Check every line of the entries that follow, and copy the ones containing "закупки".

++++++

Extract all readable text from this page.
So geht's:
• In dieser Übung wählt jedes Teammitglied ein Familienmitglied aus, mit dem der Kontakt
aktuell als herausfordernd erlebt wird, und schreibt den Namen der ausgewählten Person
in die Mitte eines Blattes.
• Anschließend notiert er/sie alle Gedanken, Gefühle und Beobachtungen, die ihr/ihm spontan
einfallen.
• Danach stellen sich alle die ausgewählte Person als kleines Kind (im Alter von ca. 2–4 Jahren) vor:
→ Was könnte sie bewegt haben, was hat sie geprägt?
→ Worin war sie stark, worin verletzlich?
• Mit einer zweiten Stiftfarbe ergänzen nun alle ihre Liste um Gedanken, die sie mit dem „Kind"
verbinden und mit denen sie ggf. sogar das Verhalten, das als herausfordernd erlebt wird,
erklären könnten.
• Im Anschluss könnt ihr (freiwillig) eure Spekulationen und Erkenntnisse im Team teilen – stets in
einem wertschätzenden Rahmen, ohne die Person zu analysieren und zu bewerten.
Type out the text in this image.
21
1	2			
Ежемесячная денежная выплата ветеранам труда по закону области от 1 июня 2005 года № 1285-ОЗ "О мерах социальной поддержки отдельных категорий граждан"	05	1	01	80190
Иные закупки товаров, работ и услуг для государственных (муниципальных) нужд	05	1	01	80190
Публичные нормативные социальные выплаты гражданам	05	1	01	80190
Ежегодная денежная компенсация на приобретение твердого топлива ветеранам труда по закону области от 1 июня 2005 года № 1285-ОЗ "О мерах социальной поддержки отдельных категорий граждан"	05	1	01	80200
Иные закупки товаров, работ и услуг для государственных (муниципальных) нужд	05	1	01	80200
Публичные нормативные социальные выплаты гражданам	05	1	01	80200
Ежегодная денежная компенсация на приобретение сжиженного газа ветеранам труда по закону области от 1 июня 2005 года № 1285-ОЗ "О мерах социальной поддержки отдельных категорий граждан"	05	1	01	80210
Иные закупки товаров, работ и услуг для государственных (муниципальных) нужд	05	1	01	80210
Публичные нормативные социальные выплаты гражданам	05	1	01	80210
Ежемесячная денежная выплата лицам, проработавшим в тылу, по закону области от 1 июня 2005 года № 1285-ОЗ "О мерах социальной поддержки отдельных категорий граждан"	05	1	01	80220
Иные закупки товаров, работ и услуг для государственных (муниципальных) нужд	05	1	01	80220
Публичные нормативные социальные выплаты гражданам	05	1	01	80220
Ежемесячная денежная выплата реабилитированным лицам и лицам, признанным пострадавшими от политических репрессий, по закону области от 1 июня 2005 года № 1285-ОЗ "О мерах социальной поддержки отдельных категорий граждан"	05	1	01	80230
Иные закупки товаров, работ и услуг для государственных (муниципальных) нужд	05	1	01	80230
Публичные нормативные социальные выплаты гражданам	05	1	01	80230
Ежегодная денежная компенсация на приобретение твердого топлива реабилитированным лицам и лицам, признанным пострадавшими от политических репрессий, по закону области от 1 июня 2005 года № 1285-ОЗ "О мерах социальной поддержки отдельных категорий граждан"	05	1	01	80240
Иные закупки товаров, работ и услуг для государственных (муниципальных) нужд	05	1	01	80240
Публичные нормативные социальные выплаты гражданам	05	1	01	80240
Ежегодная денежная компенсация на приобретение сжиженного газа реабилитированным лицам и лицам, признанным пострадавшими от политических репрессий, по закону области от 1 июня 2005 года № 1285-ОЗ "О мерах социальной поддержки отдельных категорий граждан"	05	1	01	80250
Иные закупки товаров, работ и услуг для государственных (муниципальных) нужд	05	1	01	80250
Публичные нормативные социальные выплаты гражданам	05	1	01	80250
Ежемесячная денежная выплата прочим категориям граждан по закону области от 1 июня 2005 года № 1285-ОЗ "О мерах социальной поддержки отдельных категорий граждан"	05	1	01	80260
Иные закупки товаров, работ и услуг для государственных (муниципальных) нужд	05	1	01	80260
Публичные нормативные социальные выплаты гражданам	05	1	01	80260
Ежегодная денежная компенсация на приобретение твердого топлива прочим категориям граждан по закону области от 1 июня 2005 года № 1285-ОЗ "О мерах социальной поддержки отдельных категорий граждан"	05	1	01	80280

++++++

» **Task answer**:
Иные закупки товаров, работ и услуг для государственных (муниципальных) нужд	05	1	01	80190
Иные закупки товаров, работ и услуг для государственных (муниципальных) нужд	05	1	01	80200
Иные закупки товаров, работ и услуг для государственных (муниципальных) нужд	05	1	01	80210
Иные закупки товаров, работ и услуг для государственных (муниципальных) нужд	05	1	01	80220
Иные закупки товаров, работ и услуг для государственных (муниципальных) нужд	05	1	01	80230
Иные закупки товаров, работ и услуг для государственных (муниципальных) нужд	05	1	01	80240
Иные закупки товаров, работ и услуг для государственных (муниципальных) нужд	05	1	01	80250
Иные закупки товаров, работ и услуг для государственных (муниципальных) нужд	05	1	01	80260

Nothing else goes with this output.